**THE EXERCISE:**
What follows is a listing; restate every line of it word for word.
=-=-=-=-=
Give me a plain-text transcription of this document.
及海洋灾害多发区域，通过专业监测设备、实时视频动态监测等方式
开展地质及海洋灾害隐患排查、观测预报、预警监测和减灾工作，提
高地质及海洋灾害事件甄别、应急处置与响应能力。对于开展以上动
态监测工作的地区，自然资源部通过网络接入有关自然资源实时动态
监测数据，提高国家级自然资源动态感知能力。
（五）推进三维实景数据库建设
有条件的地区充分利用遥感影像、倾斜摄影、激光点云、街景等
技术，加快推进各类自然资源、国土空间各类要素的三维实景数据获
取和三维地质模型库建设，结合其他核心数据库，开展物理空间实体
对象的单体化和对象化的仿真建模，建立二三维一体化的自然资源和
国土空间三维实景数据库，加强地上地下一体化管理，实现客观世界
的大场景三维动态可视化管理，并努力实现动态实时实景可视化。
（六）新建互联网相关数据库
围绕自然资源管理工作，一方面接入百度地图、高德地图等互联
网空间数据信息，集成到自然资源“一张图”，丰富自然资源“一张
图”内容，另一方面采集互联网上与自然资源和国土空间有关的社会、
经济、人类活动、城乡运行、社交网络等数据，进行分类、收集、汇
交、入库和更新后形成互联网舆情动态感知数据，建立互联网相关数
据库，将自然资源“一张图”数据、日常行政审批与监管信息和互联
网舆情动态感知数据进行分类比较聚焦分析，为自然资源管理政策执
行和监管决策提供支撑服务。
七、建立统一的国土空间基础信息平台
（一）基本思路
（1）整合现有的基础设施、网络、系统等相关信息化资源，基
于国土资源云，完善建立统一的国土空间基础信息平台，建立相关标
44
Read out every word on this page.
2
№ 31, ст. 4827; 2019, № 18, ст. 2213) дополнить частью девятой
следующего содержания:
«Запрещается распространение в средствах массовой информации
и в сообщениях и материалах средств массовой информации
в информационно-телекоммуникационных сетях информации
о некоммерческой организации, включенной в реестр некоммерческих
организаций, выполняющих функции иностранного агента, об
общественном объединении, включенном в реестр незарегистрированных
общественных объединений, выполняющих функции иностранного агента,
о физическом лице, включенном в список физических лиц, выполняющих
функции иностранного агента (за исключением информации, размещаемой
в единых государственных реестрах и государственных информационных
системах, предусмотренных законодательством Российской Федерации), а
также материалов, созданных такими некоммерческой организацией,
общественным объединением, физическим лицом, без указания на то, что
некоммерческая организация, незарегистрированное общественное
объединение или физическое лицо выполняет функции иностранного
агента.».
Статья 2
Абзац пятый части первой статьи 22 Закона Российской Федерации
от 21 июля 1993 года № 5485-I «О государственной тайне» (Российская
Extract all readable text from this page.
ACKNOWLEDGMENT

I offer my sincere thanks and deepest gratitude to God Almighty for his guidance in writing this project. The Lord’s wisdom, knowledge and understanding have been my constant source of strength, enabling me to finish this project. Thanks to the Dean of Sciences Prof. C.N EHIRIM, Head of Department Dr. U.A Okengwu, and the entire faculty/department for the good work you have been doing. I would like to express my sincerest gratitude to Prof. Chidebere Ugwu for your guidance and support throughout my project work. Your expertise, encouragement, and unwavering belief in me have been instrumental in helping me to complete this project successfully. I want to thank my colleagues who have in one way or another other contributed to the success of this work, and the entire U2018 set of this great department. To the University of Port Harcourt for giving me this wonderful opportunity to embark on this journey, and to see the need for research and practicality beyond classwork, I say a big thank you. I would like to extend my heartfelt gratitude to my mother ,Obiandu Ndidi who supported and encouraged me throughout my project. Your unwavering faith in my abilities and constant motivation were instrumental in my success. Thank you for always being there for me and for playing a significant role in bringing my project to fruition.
=-=-=-=-=
**EXERCISE OUTPUT:**
Give me a plain-text transcription of this document.
及海洋灾害多发区域，通过专业监测设备、实时视频动态监测等方式
开展地质及海洋灾害隐患排查、观测预报、预警监测和减灾工作，提
高地质及海洋灾害事件甄别、应急处置与响应能力。对于开展以上动
态监测工作的地区，自然资源部通过网络接入有关自然资源实时动态
监测数据，提高国家级自然资源动态感知能力。
（五）推进三维实景数据库建设
有条件的地区充分利用遥感影像、倾斜摄影、激光点云、街景等
技术，加快推进各类自然资源、国土空间各类要素的三维实景数据获
取和三维地质模型库建设，结合其他核心数据库，开展物理空间实体
对象的单体化和对象化的仿真建模，建立二三维一体化的自然资源和
国土空间三维实景数据库，加强地上地下一体化管理，实现客观世界
的大场景三维动态可视化管理，并努力实现动态实时实景可视化。
（六）新建互联网相关数据库
围绕自然资源管理工作，一方面接入百度地图、高德地图等互联
网空间数据信息，集成到自然资源“一张图”，丰富自然资源“一张
图”内容，另一方面采集互联网上与自然资源和国土空间有关的社会、
经济、人类活动、城乡运行、社交网络等数据，进行分类、收集、汇
交、入库和更新后形成互联网舆情动态感知数据，建立互联网相关数
据库，将自然资源“一张图”数据、日常行政审批与监管信息和互联
网舆情动态感知数据进行分类比较聚焦分析，为自然资源管理政策执
行和监管决策提供支撑服务。
七、建立统一的国土空间基础信息平台
（一）基本思路
（1）整合现有的基础设施、网络、系统等相关信息化资源，基
于国土资源云，完善建立统一的国土空间基础信息平台，建立相关标
44
Read out every word on this page.
2
№ 31, ст. 4827; 2019, № 18, ст. 2213) дополнить частью девятой
следующего содержания:
«Запрещается распространение в средствах массовой информации
и в сообщениях и материалах средств массовой информации
в информационно-телекоммуникационных сетях информации
о некоммерческой организации, включенной в реестр некоммерческих
организаций, выполняющих функции иностранного агента, об
общественном объединении, включенном в реестр незарегистрированных
общественных объединений, выполняющих функции иностранного агента,
о физическом лице, включенном в список физических лиц, выполняющих
функции иностранного агента (за исключением информации, размещаемой
в единых государственных реестрах и государственных информационных
системах, предусмотренных законодательством Российской Федерации), а
также материалов, созданных такими некоммерческой организацией,
общественным объединением, физическим лицом, без указания на то, что
некоммерческая организация, незарегистрированное общественное
объединение или физическое лицо выполняет функции иностранного
агента.».
Статья 2
Абзац пятый части первой статьи 22 Закона Российской Федерации
от 21 июля 1993 года № 5485-I «О государственной тайне» (Российская
Extract all readable text from this page.
ACKNOWLEDGMENT

I offer my sincere thanks and deepest gratitude to God Almighty for his guidance in writing this project. The Lord’s wisdom, knowledge and understanding have been my constant source of strength, enabling me to finish this project. Thanks to the Dean of Sciences Prof. C.N EHIRIM, Head of Department Dr. U.A Okengwu, and the entire faculty/department for the good work you have been doing. I would like to express my sincerest gratitude to Prof. Chidebere Ugwu for your guidance and support throughout my project work. Your expertise, encouragement, and unwavering belief in me have been instrumental in helping me to complete this project successfully. I want to thank my colleagues who have in one way or another other contributed to the success of this work, and the entire U2018 set of this great department. To the University of Port Harcourt for giving me this wonderful opportunity to embark on this journey, and to see the need for research and practicality beyond classwork, I say a big thank you. I would like to extend my heartfelt gratitude to my mother ,Obiandu Ndidi who supported and encouraged me throughout my project. Your unwavering faith in my abilities and constant motivation were instrumental in my success. Thank you for always being there for me and for playing a significant role in bringing my project to fruition.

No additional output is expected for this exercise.